• _PROVIDED ENTRIES_
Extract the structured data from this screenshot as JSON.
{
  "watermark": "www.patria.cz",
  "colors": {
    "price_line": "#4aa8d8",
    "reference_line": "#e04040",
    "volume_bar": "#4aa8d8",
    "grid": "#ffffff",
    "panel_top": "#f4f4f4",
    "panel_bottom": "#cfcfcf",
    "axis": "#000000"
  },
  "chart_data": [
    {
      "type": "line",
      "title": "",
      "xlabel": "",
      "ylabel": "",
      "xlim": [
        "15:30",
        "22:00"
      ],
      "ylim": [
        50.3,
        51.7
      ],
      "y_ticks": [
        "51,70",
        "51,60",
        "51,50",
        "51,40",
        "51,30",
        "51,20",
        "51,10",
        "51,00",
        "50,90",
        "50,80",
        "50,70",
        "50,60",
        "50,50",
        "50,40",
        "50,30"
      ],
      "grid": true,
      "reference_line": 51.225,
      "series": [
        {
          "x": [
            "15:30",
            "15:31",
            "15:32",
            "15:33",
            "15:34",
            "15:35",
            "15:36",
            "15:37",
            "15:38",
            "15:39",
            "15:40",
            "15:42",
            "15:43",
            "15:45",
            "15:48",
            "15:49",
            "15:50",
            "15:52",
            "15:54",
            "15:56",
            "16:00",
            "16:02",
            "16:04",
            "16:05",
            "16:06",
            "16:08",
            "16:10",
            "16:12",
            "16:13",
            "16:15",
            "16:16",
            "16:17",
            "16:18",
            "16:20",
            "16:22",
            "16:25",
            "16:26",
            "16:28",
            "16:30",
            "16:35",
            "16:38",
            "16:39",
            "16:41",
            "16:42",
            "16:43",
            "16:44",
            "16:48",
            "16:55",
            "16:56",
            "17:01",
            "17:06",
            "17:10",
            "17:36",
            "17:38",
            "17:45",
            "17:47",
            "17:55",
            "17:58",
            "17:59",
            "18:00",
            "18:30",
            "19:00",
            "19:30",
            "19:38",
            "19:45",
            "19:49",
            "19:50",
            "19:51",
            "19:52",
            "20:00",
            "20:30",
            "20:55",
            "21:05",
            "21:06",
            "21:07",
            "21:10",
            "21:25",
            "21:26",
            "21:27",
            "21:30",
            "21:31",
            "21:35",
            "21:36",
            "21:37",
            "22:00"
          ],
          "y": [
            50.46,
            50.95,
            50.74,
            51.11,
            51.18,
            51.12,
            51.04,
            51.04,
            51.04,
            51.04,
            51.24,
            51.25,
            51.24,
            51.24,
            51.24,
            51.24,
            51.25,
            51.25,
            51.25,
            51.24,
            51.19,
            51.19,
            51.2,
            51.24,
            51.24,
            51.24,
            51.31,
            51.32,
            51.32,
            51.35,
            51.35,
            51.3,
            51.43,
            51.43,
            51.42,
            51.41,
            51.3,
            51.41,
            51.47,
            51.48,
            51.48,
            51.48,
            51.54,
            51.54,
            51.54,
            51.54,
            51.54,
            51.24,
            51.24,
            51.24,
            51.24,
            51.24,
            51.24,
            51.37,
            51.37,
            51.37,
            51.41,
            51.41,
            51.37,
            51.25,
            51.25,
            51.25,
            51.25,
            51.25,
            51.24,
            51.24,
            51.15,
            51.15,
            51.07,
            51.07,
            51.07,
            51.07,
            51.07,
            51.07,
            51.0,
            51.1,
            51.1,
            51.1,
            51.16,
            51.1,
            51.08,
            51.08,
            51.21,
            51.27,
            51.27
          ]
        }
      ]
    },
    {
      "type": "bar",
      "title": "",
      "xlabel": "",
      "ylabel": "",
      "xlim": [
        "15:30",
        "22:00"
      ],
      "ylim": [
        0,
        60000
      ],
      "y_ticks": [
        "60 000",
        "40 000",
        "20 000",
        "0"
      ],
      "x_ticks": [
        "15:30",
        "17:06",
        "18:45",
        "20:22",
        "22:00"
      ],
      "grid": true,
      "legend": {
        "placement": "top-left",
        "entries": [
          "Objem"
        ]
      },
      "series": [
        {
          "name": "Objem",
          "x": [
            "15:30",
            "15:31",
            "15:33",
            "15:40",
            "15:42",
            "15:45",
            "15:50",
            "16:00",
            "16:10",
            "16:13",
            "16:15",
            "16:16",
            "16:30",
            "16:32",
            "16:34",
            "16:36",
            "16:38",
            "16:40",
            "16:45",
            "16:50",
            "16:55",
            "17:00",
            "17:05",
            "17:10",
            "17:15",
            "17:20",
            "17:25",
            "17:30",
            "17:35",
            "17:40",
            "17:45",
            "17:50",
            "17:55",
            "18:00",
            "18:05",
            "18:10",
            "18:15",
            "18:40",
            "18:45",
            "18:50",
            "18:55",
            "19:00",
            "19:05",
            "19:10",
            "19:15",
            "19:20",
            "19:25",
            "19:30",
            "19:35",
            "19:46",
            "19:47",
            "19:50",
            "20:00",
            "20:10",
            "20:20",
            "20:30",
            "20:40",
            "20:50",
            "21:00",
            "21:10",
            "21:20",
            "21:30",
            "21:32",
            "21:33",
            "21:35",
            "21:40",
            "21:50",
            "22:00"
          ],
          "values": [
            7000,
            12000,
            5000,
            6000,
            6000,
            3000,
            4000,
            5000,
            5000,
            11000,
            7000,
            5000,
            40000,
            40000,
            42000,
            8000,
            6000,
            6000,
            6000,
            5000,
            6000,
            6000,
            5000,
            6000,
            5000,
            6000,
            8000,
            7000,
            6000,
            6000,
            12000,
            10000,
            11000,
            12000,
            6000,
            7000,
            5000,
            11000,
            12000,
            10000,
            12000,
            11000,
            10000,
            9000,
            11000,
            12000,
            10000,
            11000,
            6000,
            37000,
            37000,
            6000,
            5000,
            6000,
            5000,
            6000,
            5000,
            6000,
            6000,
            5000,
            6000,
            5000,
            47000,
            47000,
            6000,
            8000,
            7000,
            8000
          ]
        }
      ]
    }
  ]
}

• _PROBLEM TO WORK ON_
Extract each line of the material exactly as it stands.

• _SOLUTION_
Extract the structured data from this screenshot as JSON.
{
  "watermark": "www.patria.cz",
  "colors": {
    "price_line": "#4aa8d8",
    "reference_line": "#e04040",
    "volume_bar": "#4aa8d8",
    "grid": "#ffffff",
    "panel_top": "#f4f4f4",
    "panel_bottom": "#cfcfcf",
    "axis": "#000000"
  },
  "chart_data": [
    {
      "type": "line",
      "title": "",
      "xlabel": "",
      "ylabel": "",
      "xlim": [
        "15:30",
        "22:00"
      ],
      "ylim": [
        50.3,
        51.7
      ],
      "y_ticks": [
        "51,70",
        "51,60",
        "51,50",
        "51,40",
        "51,30",
        "51,20",
        "51,10",
        "51,00",
        "50,90",
        "50,80",
        "50,70",
        "50,60",
        "50,50",
        "50,40",
        "50,30"
      ],
      "grid": true,
      "reference_line": 51.225,
      "series": [
        {
          "x": [
            "15:30",
            "15:31",
            "15:32",
            "15:33",
            "15:34",
            "15:35",
            "15:36",
            "15:37",
            "15:38",
            "15:39",
            "15:40",
            "15:42",
            "15:43",
            "15:45",
            "15:48",
            "15:49",
            "15:50",
            "15:52",
            "15:54",
            "15:56",
            "16:00",
            "16:02",
            "16:04",
            "16:05",
            "16:06",
            "16:08",
            "16:10",
            "16:12",
            "16:13",
            "16:15",
            "16:16",
            "16:17",
            "16:18",
            "16:20",
            "16:22",
            "16:25",
            "16:26",
            "16:28",
            "16:30",
            "16:35",
            "16:38",
            "16:39",
            "16:41",
            "16:42",
            "16:43",
            "16:44",
            "16:48",
            "16:55",
            "16:56",
            "17:01",
            "17:06",
            "17:10",
            "17:36",
            "17:38",
            "17:45",
            "17:47",
            "17:55",
            "17:58",
            "17:59",
            "18:00",
            "18:30",
            "19:00",
            "19:30",
            "19:38",
            "19:45",
            "19:49",
            "19:50",
            "19:51",
            "19:52",
            "20:00",
            "20:30",
            "20:55",
            "21:05",
            "21:06",
            "21:07",
            "21:10",
            "21:25",
            "21:26",
            "21:27",
            "21:30",
            "21:31",
            "21:35",
            "21:36",
            "21:37",
            "22:00"
          ],
          "y": [
            50.46,
            50.95,
            50.74,
            51.11,
            51.18,
            51.12,
            51.04,
            51.04,
            51.04,
            51.04,
            51.24,
            51.25,
            51.24,
            51.24,
            51.24,
            51.24,
            51.25,
            51.25,
            51.25,
            51.24,
            51.19,
            51.19,
            51.2,
            51.24,
            51.24,
            51.24,
            51.31,
            51.32,
            51.32,
            51.35,
            51.35,
            51.3,
            51.43,
            51.43,
            51.42,
            51.41,
            51.3,
            51.41,
            51.47,
            51.48,
            51.48,
            51.48,
            51.54,
            51.54,
            51.54,
            51.54,
            51.54,
            51.24,
            51.24,
            51.24,
            51.24,
            51.24,
            51.24,
            51.37,
            51.37,
            51.37,
            51.41,
            51.41,
            51.37,
            51.25,
            51.25,
            51.25,
            51.25,
            51.25,
            51.24,
            51.24,
            51.15,
            51.15,
            51.07,
            51.07,
            51.07,
            51.07,
            51.07,
            51.07,
            51.0,
            51.1,
            51.1,
            51.1,
            51.16,
            51.1,
            51.08,
            51.08,
            51.21,
            51.27,
            51.27
          ]
        }
      ]
    },
    {
      "type": "bar",
      "title": "",
      "xlabel": "",
      "ylabel": "",
      "xlim": [
        "15:30",
        "22:00"
      ],
      "ylim": [
        0,
        60000
      ],
      "y_ticks": [
        "60 000",
        "40 000",
        "20 000",
        "0"
      ],
      "x_ticks": [
        "15:30",
        "17:06",
        "18:45",
        "20:22",
        "22:00"
      ],
      "grid": true,
      "legend": {
        "placement": "top-left",
        "entries": [
          "Objem"
        ]
      },
      "series": [
        {
          "name": "Objem",
          "x": [
            "15:30",
            "15:31",
            "15:33",
            "15:40",
            "15:42",
            "15:45",
            "15:50",
            "16:00",
            "16:10",
            "16:13",
            "16:15",
            "16:16",
            "16:30",
            "16:32",
            "16:34",
            "16:36",
            "16:38",
            "16:40",
            "16:45",
            "16:50",
            "16:55",
            "17:00",
            "17:05",
            "17:10",
            "17:15",
            "17:20",
            "17:25",
            "17:30",
            "17:35",
            "17:40",
            "17:45",
            "17:50",
            "17:55",
            "18:00",
            "18:05",
            "18:10",
            "18:15",
            "18:40",
            "18:45",
            "18:50",
            "18:55",
            "19:00",
            "19:05",
            "19:10",
            "19:15",
            "19:20",
            "19:25",
            "19:30",
            "19:35",
            "19:46",
            "19:47",
            "19:50",
            "20:00",
            "20:10",
            "20:20",
            "20:30",
            "20:40",
            "20:50",
            "21:00",
            "21:10",
            "21:20",
            "21:30",
            "21:32",
            "21:33",
            "21:35",
            "21:40",
            "21:50",
            "22:00"
          ],
          "values": [
            7000,
            12000,
            5000,
            6000,
            6000,
            3000,
            4000,
            5000,
            5000,
            11000,
            7000,
            5000,
            40000,
            40000,
            42000,
            8000,
            6000,
            6000,
            6000,
            5000,
            6000,
            6000,
            5000,
            6000,
            5000,
            6000,
            8000,
            7000,
            6000,
            6000,
            12000,
            10000,
            11000,
            12000,
            6000,
            7000,
            5000,
            11000,
            12000,
            10000,
            12000,
            11000,
            10000,
            9000,
            11000,
            12000,
            10000,
            11000,
            6000,
            37000,
            37000,
            6000,
            5000,
            6000,
            5000,
            6000,
            5000,
            6000,
            6000,
            5000,
            6000,
            5000,
            47000,
            47000,
            6000,
            8000,
            7000,
            8000
          ]
        }
      ]
    }
  ]
}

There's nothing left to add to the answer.